## GIVEN REQUEST:
Return each line holding the string "color".

**********

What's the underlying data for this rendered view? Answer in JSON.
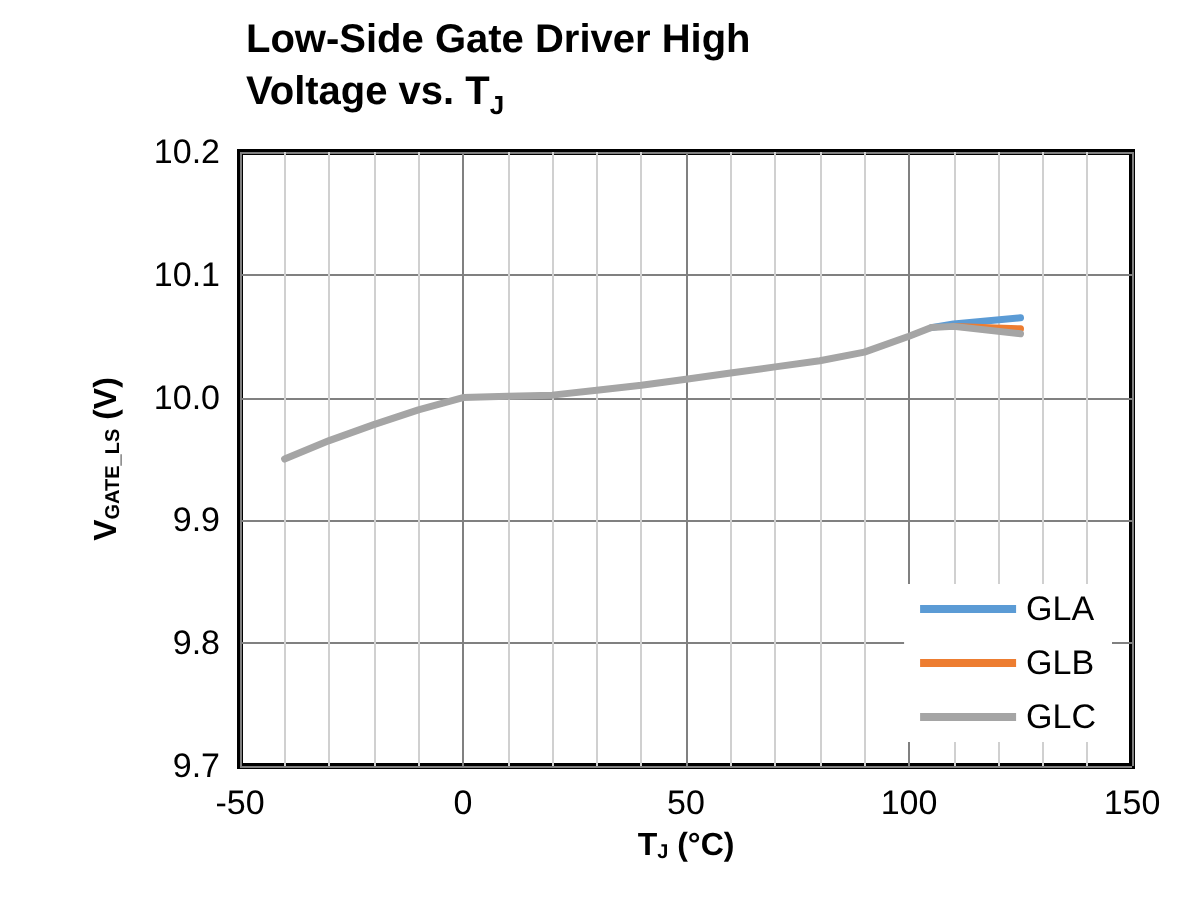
{
  "chart_data": {
    "type": "line",
    "title": "Low-Side Gate Driver High Voltage vs. T$_{J}$",
    "xlabel": "T$_{J}$ (°C)",
    "ylabel": "V$_{GATE_LS}$ (V)",
    "x": [
      -40,
      -30,
      -20,
      -10,
      0,
      10,
      20,
      30,
      40,
      50,
      60,
      70,
      80,
      90,
      100,
      105,
      110,
      125
    ],
    "series": [
      {
        "name": "GLA",
        "color": "#5b9bd5",
        "values": [
          null,
          null,
          null,
          null,
          null,
          null,
          null,
          null,
          null,
          null,
          null,
          null,
          null,
          null,
          null,
          10.057,
          10.06,
          10.065
        ]
      },
      {
        "name": "GLB",
        "color": "#ed7d31",
        "values": [
          null,
          null,
          null,
          null,
          null,
          null,
          null,
          null,
          null,
          null,
          null,
          null,
          null,
          null,
          null,
          null,
          10.058,
          10.056
        ]
      },
      {
        "name": "GLC",
        "color": "#a5a5a5",
        "values": [
          9.95,
          9.965,
          9.978,
          9.99,
          10.0,
          10.001,
          10.002,
          10.006,
          10.01,
          10.015,
          10.02,
          10.025,
          10.03,
          10.037,
          10.05,
          10.057,
          10.058,
          10.052
        ]
      }
    ],
    "xlim": [
      -50,
      150
    ],
    "xticks": [
      -50,
      0,
      50,
      100,
      150
    ],
    "ylim": [
      9.7,
      10.2
    ],
    "yticks": [
      {
        "value": 9.7,
        "label": "9.7"
      },
      {
        "value": 9.8,
        "label": "9.8"
      },
      {
        "value": 9.9,
        "label": "9.9"
      },
      {
        "value": 10.0,
        "label": "10.0"
      },
      {
        "value": 10.1,
        "label": "10.1"
      },
      {
        "value": 10.2,
        "label": "10.2"
      }
    ],
    "grid": true,
    "legend": "bottom right",
    "marker": "none",
    "line_style": "solid"
  }
}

**********

## RESPONSE BELOW:
        "color": "#5b9bd5",
        "color": "#ed7d31",
        "color": "#a5a5a5",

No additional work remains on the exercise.